## Aim
Format every line of the entries below as a Markdown table with two columns, Row and Entry line. Number the rows in order and skip any blank lines.

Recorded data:

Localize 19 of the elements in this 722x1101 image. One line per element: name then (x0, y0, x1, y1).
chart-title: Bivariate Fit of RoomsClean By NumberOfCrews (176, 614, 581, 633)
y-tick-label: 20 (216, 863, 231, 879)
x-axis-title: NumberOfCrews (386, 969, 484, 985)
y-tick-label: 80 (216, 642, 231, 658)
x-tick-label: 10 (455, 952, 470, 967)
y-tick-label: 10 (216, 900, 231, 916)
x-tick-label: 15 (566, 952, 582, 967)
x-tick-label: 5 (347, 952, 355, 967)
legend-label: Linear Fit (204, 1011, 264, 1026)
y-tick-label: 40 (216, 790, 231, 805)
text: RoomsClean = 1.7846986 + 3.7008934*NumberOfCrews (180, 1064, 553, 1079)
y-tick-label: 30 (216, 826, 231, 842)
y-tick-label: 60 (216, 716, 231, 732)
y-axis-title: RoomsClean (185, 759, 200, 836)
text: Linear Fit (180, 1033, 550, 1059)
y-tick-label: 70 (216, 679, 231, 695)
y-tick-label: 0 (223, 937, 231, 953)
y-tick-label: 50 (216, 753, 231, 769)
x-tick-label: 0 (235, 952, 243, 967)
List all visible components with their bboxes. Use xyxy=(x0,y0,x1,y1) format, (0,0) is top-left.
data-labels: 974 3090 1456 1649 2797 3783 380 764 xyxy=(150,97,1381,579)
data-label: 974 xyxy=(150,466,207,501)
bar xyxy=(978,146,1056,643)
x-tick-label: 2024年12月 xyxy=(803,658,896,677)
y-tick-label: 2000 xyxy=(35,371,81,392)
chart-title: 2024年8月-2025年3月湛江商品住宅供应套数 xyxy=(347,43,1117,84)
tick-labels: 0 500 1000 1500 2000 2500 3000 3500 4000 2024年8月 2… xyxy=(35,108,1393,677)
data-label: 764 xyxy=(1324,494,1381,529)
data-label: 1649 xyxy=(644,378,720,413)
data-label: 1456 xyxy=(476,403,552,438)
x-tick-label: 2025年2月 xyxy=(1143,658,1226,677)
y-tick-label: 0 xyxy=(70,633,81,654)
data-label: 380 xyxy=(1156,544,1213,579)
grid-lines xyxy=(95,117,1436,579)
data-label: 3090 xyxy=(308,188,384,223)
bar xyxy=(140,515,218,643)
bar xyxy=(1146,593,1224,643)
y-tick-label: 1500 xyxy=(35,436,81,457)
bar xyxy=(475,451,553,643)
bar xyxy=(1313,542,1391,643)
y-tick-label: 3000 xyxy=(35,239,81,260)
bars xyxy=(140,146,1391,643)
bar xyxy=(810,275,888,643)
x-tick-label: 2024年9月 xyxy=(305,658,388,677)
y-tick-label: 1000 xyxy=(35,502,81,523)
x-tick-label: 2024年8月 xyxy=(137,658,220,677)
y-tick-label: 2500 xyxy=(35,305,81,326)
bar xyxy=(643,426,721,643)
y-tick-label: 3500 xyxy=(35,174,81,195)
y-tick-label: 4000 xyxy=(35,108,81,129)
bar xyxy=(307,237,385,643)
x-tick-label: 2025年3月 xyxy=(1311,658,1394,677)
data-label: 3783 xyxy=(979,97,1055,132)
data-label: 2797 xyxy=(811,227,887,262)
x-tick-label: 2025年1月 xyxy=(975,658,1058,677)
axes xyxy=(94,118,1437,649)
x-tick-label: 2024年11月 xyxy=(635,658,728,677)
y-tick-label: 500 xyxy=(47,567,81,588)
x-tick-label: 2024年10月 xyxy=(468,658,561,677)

## Exercise answer
| Row | Entry line |
|---|---|
| 1 | Localize 19 of the elements in this 722x1101 image. One line per element: name then (x0, y0, x1, y1). |
| 2 | chart-title: Bivariate Fit of RoomsClean By NumberOfCrews (176, 614, 581, 633) |
| 3 | y-tick-label: 20 (216, 863, 231, 879) |
| 4 | x-axis-title: NumberOfCrews (386, 969, 484, 985) |
| 5 | y-tick-label: 80 (216, 642, 231, 658) |
| 6 | x-tick-label: 10 (455, 952, 470, 967) |
| 7 | y-tick-label: 10 (216, 900, 231, 916) |
| 8 | x-tick-label: 15 (566, 952, 582, 967) |
| 9 | x-tick-label: 5 (347, 952, 355, 967) |
| 10 | legend-label: Linear Fit (204, 1011, 264, 1026) |
| 11 | y-tick-label: 40 (216, 790, 231, 805) |
| 12 | text: RoomsClean = 1.7846986 + 3.7008934*NumberOfCrews (180, 1064, 553, 1079) |
| 13 | y-tick-label: 30 (216, 826, 231, 842) |
| 14 | y-tick-label: 60 (216, 716, 231, 732) |
| 15 | y-axis-title: RoomsClean (185, 759, 200, 836) |
| 16 | text: Linear Fit (180, 1033, 550, 1059) |
| 17 | y-tick-label: 70 (216, 679, 231, 695) |
| 18 | y-tick-label: 0 (223, 937, 231, 953) |
| 19 | y-tick-label: 50 (216, 753, 231, 769) |
| 20 | x-tick-label: 0 (235, 952, 243, 967) |
| 21 | List all visible components with their bboxes. Use xyxy=(x0,y0,x1,y1) format, (0,0) is top-left. |
| 22 | data-labels: 974 3090 1456 1649 2797 3783 380 764 xyxy=(150,97,1381,579) |
| 23 | data-label: 974 xyxy=(150,466,207,501) |
| 24 | bar xyxy=(978,146,1056,643) |
| 25 | x-tick-label: 2024年12月 xyxy=(803,658,896,677) |
| 26 | y-tick-label: 2000 xyxy=(35,371,81,392) |
| 27 | chart-title: 2024年8月-2025年3月湛江商品住宅供应套数 xyxy=(347,43,1117,84) |
| 28 | tick-labels: 0 500 1000 1500 2000 2500 3000 3500 4000 2024年8月 2… xyxy=(35,108,1393,677) |
| 29 | data-label: 764 xyxy=(1324,494,1381,529) |
| 30 | data-label: 1649 xyxy=(644,378,720,413) |
| 31 | data-label: 1456 xyxy=(476,403,552,438) |
| 32 | x-tick-label: 2025年2月 xyxy=(1143,658,1226,677) |
| 33 | y-tick-label: 0 xyxy=(70,633,81,654) |
| 34 | data-label: 380 xyxy=(1156,544,1213,579) |
| 35 | grid-lines xyxy=(95,117,1436,579) |
| 36 | data-label: 3090 xyxy=(308,188,384,223) |
| 37 | bar xyxy=(140,515,218,643) |
| 38 | bar xyxy=(1146,593,1224,643) |
| 39 | y-tick-label: 1500 xyxy=(35,436,81,457) |
| 40 | bar xyxy=(475,451,553,643) |
| 41 | bar xyxy=(1313,542,1391,643) |
| 42 | y-tick-label: 3000 xyxy=(35,239,81,260) |
| 43 | bars xyxy=(140,146,1391,643) |
| 44 | bar xyxy=(810,275,888,643) |
| 45 | x-tick-label: 2024年9月 xyxy=(305,658,388,677) |
| 46 | y-tick-label: 1000 xyxy=(35,502,81,523) |
| 47 | x-tick-label: 2024年8月 xyxy=(137,658,220,677) |
| 48 | y-tick-label: 2500 xyxy=(35,305,81,326) |
| 49 | bar xyxy=(643,426,721,643) |
| 50 | y-tick-label: 3500 xyxy=(35,174,81,195) |
| 51 | y-tick-label: 4000 xyxy=(35,108,81,129) |
| 52 | bar xyxy=(307,237,385,643) |
| 53 | x-tick-label: 2025年3月 xyxy=(1311,658,1394,677) |
| 54 | data-label: 3783 xyxy=(979,97,1055,132) |
| 55 | data-label: 2797 xyxy=(811,227,887,262) |
| 56 | x-tick-label: 2025年1月 xyxy=(975,658,1058,677) |
| 57 | axes xyxy=(94,118,1437,649) |
| 58 | x-tick-label: 2024年11月 xyxy=(635,658,728,677) |
| 59 | y-tick-label: 500 xyxy=(47,567,81,588) |
| 60 | x-tick-label: 2024年10月 xyxy=(468,658,561,677) |